Print the entries in full, word for word, but not the pictures.

Saved entries
[START]
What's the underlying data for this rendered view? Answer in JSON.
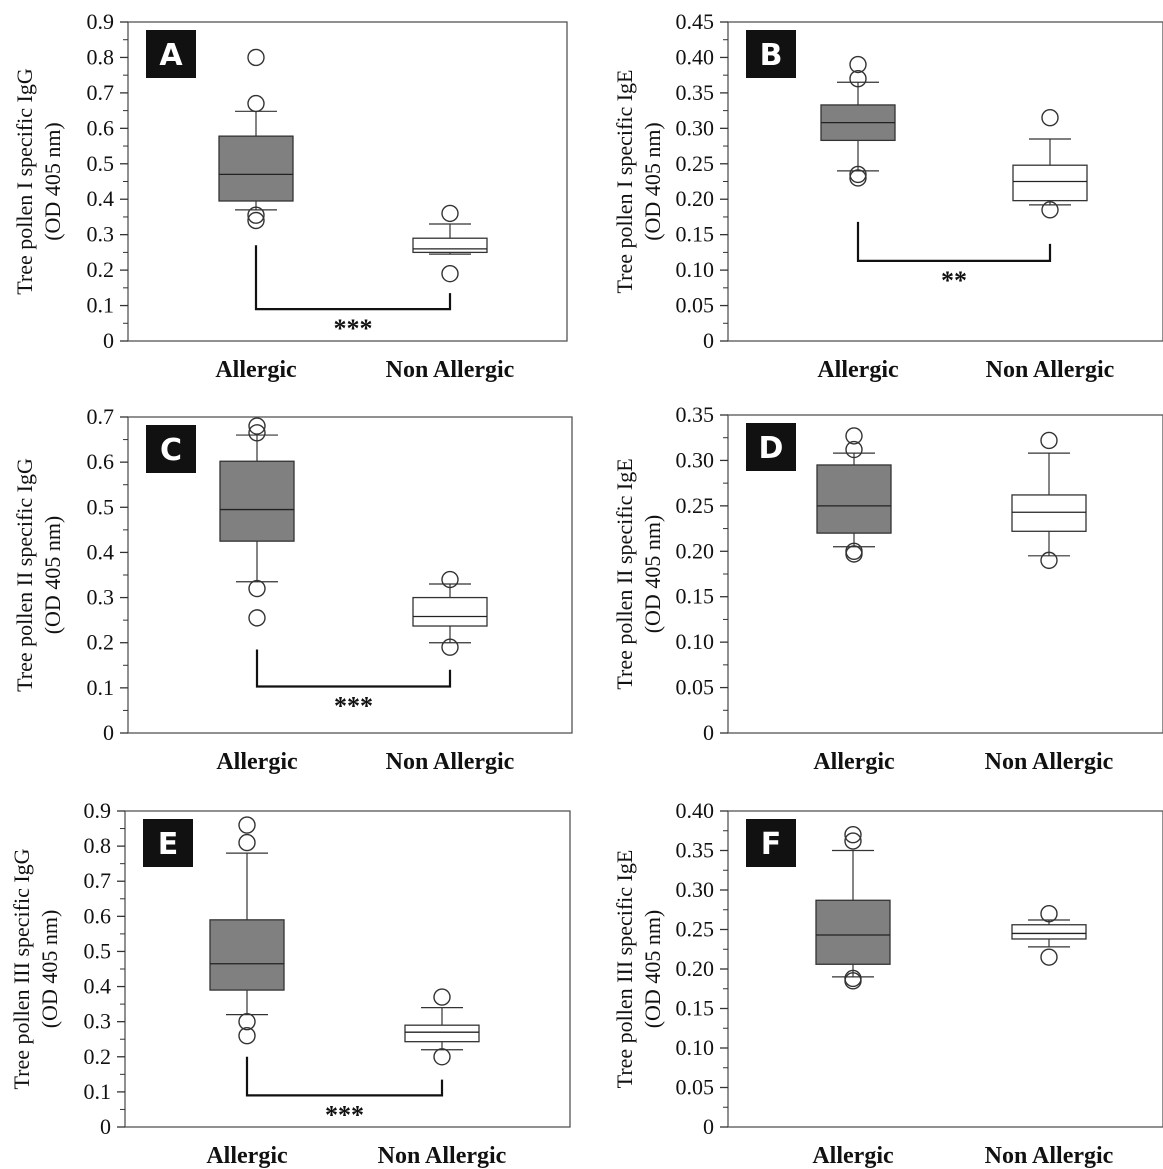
{
  "chart_data": [
    {
      "type": "box",
      "panel": "A",
      "ylabel": [
        "Tree pollen I specific IgG",
        "(OD 405 nm)"
      ],
      "ylim": [
        0,
        0.9
      ],
      "yticks": [
        "0",
        "0.1",
        "0.2",
        "0.3",
        "0.4",
        "0.5",
        "0.6",
        "0.7",
        "0.8",
        "0.9"
      ],
      "categories": [
        "Allergic",
        "Non Allergic"
      ],
      "boxes": [
        {
          "group": "Allergic",
          "fill": "#808080",
          "whisker_low": 0.37,
          "q1": 0.395,
          "median": 0.47,
          "q3": 0.578,
          "whisker_high": 0.648,
          "outliers": [
            0.8,
            0.67,
            0.355,
            0.34
          ]
        },
        {
          "group": "Non Allergic",
          "fill": "#ffffff",
          "whisker_low": 0.245,
          "q1": 0.25,
          "median": 0.26,
          "q3": 0.29,
          "whisker_high": 0.33,
          "outliers": [
            0.36,
            0.19
          ]
        }
      ],
      "significance": {
        "label": "***",
        "y": 0.09,
        "left_top": 0.27,
        "right_top": 0.135
      }
    },
    {
      "type": "box",
      "panel": "B",
      "ylabel": [
        "Tree pollen I specific IgE",
        "(OD 405 nm)"
      ],
      "ylim": [
        0,
        0.45
      ],
      "yticks": [
        "0",
        "0.05",
        "0.10",
        "0.15",
        "0.20",
        "0.25",
        "0.30",
        "0.35",
        "0.40",
        "0.45"
      ],
      "categories": [
        "Allergic",
        "Non Allergic"
      ],
      "boxes": [
        {
          "group": "Allergic",
          "fill": "#808080",
          "whisker_low": 0.24,
          "q1": 0.283,
          "median": 0.308,
          "q3": 0.333,
          "whisker_high": 0.365,
          "outliers": [
            0.39,
            0.37,
            0.235,
            0.23
          ]
        },
        {
          "group": "Non Allergic",
          "fill": "#ffffff",
          "whisker_low": 0.192,
          "q1": 0.198,
          "median": 0.225,
          "q3": 0.248,
          "whisker_high": 0.285,
          "outliers": [
            0.315,
            0.185
          ]
        }
      ],
      "significance": {
        "label": "**",
        "y": 0.113,
        "left_top": 0.168,
        "right_top": 0.137
      }
    },
    {
      "type": "box",
      "panel": "C",
      "ylabel": [
        "Tree pollen II specific IgG",
        "(OD 405 nm)"
      ],
      "ylim": [
        0,
        0.7
      ],
      "yticks": [
        "0",
        "0.1",
        "0.2",
        "0.3",
        "0.4",
        "0.5",
        "0.6",
        "0.7"
      ],
      "categories": [
        "Allergic",
        "Non Allergic"
      ],
      "boxes": [
        {
          "group": "Allergic",
          "fill": "#808080",
          "whisker_low": 0.335,
          "q1": 0.425,
          "median": 0.495,
          "q3": 0.602,
          "whisker_high": 0.66,
          "outliers": [
            0.68,
            0.665,
            0.32,
            0.255
          ]
        },
        {
          "group": "Non Allergic",
          "fill": "#ffffff",
          "whisker_low": 0.2,
          "q1": 0.237,
          "median": 0.258,
          "q3": 0.3,
          "whisker_high": 0.33,
          "outliers": [
            0.34,
            0.19
          ]
        }
      ],
      "significance": {
        "label": "***",
        "y": 0.103,
        "left_top": 0.185,
        "right_top": 0.14
      }
    },
    {
      "type": "box",
      "panel": "D",
      "ylabel": [
        "Tree pollen II specific IgE",
        "(OD 405 nm)"
      ],
      "ylim": [
        0,
        0.35
      ],
      "yticks": [
        "0",
        "0.05",
        "0.10",
        "0.15",
        "0.20",
        "0.25",
        "0.30",
        "0.35"
      ],
      "categories": [
        "Allergic",
        "Non Allergic"
      ],
      "boxes": [
        {
          "group": "Allergic",
          "fill": "#808080",
          "whisker_low": 0.205,
          "q1": 0.22,
          "median": 0.25,
          "q3": 0.295,
          "whisker_high": 0.308,
          "outliers": [
            0.327,
            0.312,
            0.2,
            0.197
          ]
        },
        {
          "group": "Non Allergic",
          "fill": "#ffffff",
          "whisker_low": 0.195,
          "q1": 0.222,
          "median": 0.243,
          "q3": 0.262,
          "whisker_high": 0.308,
          "outliers": [
            0.322,
            0.19
          ]
        }
      ],
      "significance": null
    },
    {
      "type": "box",
      "panel": "E",
      "ylabel": [
        "Tree pollen III specific IgG",
        "(OD 405 nm)"
      ],
      "ylim": [
        0,
        0.9
      ],
      "yticks": [
        "0",
        "0.1",
        "0.2",
        "0.3",
        "0.4",
        "0.5",
        "0.6",
        "0.7",
        "0.8",
        "0.9"
      ],
      "categories": [
        "Allergic",
        "Non Allergic"
      ],
      "boxes": [
        {
          "group": "Allergic",
          "fill": "#808080",
          "whisker_low": 0.32,
          "q1": 0.39,
          "median": 0.465,
          "q3": 0.59,
          "whisker_high": 0.78,
          "outliers": [
            0.86,
            0.81,
            0.3,
            0.26
          ]
        },
        {
          "group": "Non Allergic",
          "fill": "#ffffff",
          "whisker_low": 0.22,
          "q1": 0.243,
          "median": 0.27,
          "q3": 0.29,
          "whisker_high": 0.34,
          "outliers": [
            0.37,
            0.2
          ]
        }
      ],
      "significance": {
        "label": "***",
        "y": 0.09,
        "left_top": 0.2,
        "right_top": 0.135
      }
    },
    {
      "type": "box",
      "panel": "F",
      "ylabel": [
        "Tree pollen III specific IgE",
        "(OD 405 nm)"
      ],
      "ylim": [
        0,
        0.4
      ],
      "yticks": [
        "0",
        "0.05",
        "0.10",
        "0.15",
        "0.20",
        "0.25",
        "0.30",
        "0.35",
        "0.40"
      ],
      "categories": [
        "Allergic",
        "Non Allergic"
      ],
      "boxes": [
        {
          "group": "Allergic",
          "fill": "#808080",
          "whisker_low": 0.19,
          "q1": 0.206,
          "median": 0.243,
          "q3": 0.287,
          "whisker_high": 0.35,
          "outliers": [
            0.37,
            0.362,
            0.188,
            0.185
          ]
        },
        {
          "group": "Non Allergic",
          "fill": "#ffffff",
          "whisker_low": 0.228,
          "q1": 0.238,
          "median": 0.245,
          "q3": 0.256,
          "whisker_high": 0.262,
          "outliers": [
            0.27,
            0.215
          ]
        }
      ],
      "significance": null
    }
  ]
}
[END]
**Task solution:**
What's the underlying data for this rendered view? Answer in JSON.
{
  "chart_data": [
    {
      "type": "box",
      "panel": "A",
      "ylabel": [
        "Tree pollen I specific IgG",
        "(OD 405 nm)"
      ],
      "ylim": [
        0,
        0.9
      ],
      "yticks": [
        "0",
        "0.1",
        "0.2",
        "0.3",
        "0.4",
        "0.5",
        "0.6",
        "0.7",
        "0.8",
        "0.9"
      ],
      "categories": [
        "Allergic",
        "Non Allergic"
      ],
      "boxes": [
        {
          "group": "Allergic",
          "fill": "#808080",
          "whisker_low": 0.37,
          "q1": 0.395,
          "median": 0.47,
          "q3": 0.578,
          "whisker_high": 0.648,
          "outliers": [
            0.8,
            0.67,
            0.355,
            0.34
          ]
        },
        {
          "group": "Non Allergic",
          "fill": "#ffffff",
          "whisker_low": 0.245,
          "q1": 0.25,
          "median": 0.26,
          "q3": 0.29,
          "whisker_high": 0.33,
          "outliers": [
            0.36,
            0.19
          ]
        }
      ],
      "significance": {
        "label": "***",
        "y": 0.09,
        "left_top": 0.27,
        "right_top": 0.135
      }
    },
    {
      "type": "box",
      "panel": "B",
      "ylabel": [
        "Tree pollen I specific IgE",
        "(OD 405 nm)"
      ],
      "ylim": [
        0,
        0.45
      ],
      "yticks": [
        "0",
        "0.05",
        "0.10",
        "0.15",
        "0.20",
        "0.25",
        "0.30",
        "0.35",
        "0.40",
        "0.45"
      ],
      "categories": [
        "Allergic",
        "Non Allergic"
      ],
      "boxes": [
        {
          "group": "Allergic",
          "fill": "#808080",
          "whisker_low": 0.24,
          "q1": 0.283,
          "median": 0.308,
          "q3": 0.333,
          "whisker_high": 0.365,
          "outliers": [
            0.39,
            0.37,
            0.235,
            0.23
          ]
        },
        {
          "group": "Non Allergic",
          "fill": "#ffffff",
          "whisker_low": 0.192,
          "q1": 0.198,
          "median": 0.225,
          "q3": 0.248,
          "whisker_high": 0.285,
          "outliers": [
            0.315,
            0.185
          ]
        }
      ],
      "significance": {
        "label": "**",
        "y": 0.113,
        "left_top": 0.168,
        "right_top": 0.137
      }
    },
    {
      "type": "box",
      "panel": "C",
      "ylabel": [
        "Tree pollen II specific IgG",
        "(OD 405 nm)"
      ],
      "ylim": [
        0,
        0.7
      ],
      "yticks": [
        "0",
        "0.1",
        "0.2",
        "0.3",
        "0.4",
        "0.5",
        "0.6",
        "0.7"
      ],
      "categories": [
        "Allergic",
        "Non Allergic"
      ],
      "boxes": [
        {
          "group": "Allergic",
          "fill": "#808080",
          "whisker_low": 0.335,
          "q1": 0.425,
          "median": 0.495,
          "q3": 0.602,
          "whisker_high": 0.66,
          "outliers": [
            0.68,
            0.665,
            0.32,
            0.255
          ]
        },
        {
          "group": "Non Allergic",
          "fill": "#ffffff",
          "whisker_low": 0.2,
          "q1": 0.237,
          "median": 0.258,
          "q3": 0.3,
          "whisker_high": 0.33,
          "outliers": [
            0.34,
            0.19
          ]
        }
      ],
      "significance": {
        "label": "***",
        "y": 0.103,
        "left_top": 0.185,
        "right_top": 0.14
      }
    },
    {
      "type": "box",
      "panel": "D",
      "ylabel": [
        "Tree pollen II specific IgE",
        "(OD 405 nm)"
      ],
      "ylim": [
        0,
        0.35
      ],
      "yticks": [
        "0",
        "0.05",
        "0.10",
        "0.15",
        "0.20",
        "0.25",
        "0.30",
        "0.35"
      ],
      "categories": [
        "Allergic",
        "Non Allergic"
      ],
      "boxes": [
        {
          "group": "Allergic",
          "fill": "#808080",
          "whisker_low": 0.205,
          "q1": 0.22,
          "median": 0.25,
          "q3": 0.295,
          "whisker_high": 0.308,
          "outliers": [
            0.327,
            0.312,
            0.2,
            0.197
          ]
        },
        {
          "group": "Non Allergic",
          "fill": "#ffffff",
          "whisker_low": 0.195,
          "q1": 0.222,
          "median": 0.243,
          "q3": 0.262,
          "whisker_high": 0.308,
          "outliers": [
            0.322,
            0.19
          ]
        }
      ],
      "significance": null
    },
    {
      "type": "box",
      "panel": "E",
      "ylabel": [
        "Tree pollen III specific IgG",
        "(OD 405 nm)"
      ],
      "ylim": [
        0,
        0.9
      ],
      "yticks": [
        "0",
        "0.1",
        "0.2",
        "0.3",
        "0.4",
        "0.5",
        "0.6",
        "0.7",
        "0.8",
        "0.9"
      ],
      "categories": [
        "Allergic",
        "Non Allergic"
      ],
      "boxes": [
        {
          "group": "Allergic",
          "fill": "#808080",
          "whisker_low": 0.32,
          "q1": 0.39,
          "median": 0.465,
          "q3": 0.59,
          "whisker_high": 0.78,
          "outliers": [
            0.86,
            0.81,
            0.3,
            0.26
          ]
        },
        {
          "group": "Non Allergic",
          "fill": "#ffffff",
          "whisker_low": 0.22,
          "q1": 0.243,
          "median": 0.27,
          "q3": 0.29,
          "whisker_high": 0.34,
          "outliers": [
            0.37,
            0.2
          ]
        }
      ],
      "significance": {
        "label": "***",
        "y": 0.09,
        "left_top": 0.2,
        "right_top": 0.135
      }
    },
    {
      "type": "box",
      "panel": "F",
      "ylabel": [
        "Tree pollen III specific IgE",
        "(OD 405 nm)"
      ],
      "ylim": [
        0,
        0.4
      ],
      "yticks": [
        "0",
        "0.05",
        "0.10",
        "0.15",
        "0.20",
        "0.25",
        "0.30",
        "0.35",
        "0.40"
      ],
      "categories": [
        "Allergic",
        "Non Allergic"
      ],
      "boxes": [
        {
          "group": "Allergic",
          "fill": "#808080",
          "whisker_low": 0.19,
          "q1": 0.206,
          "median": 0.243,
          "q3": 0.287,
          "whisker_high": 0.35,
          "outliers": [
            0.37,
            0.362,
            0.188,
            0.185
          ]
        },
        {
          "group": "Non Allergic",
          "fill": "#ffffff",
          "whisker_low": 0.228,
          "q1": 0.238,
          "median": 0.245,
          "q3": 0.256,
          "whisker_high": 0.262,
          "outliers": [
            0.27,
            0.215
          ]
        }
      ],
      "significance": null
    }
  ]
}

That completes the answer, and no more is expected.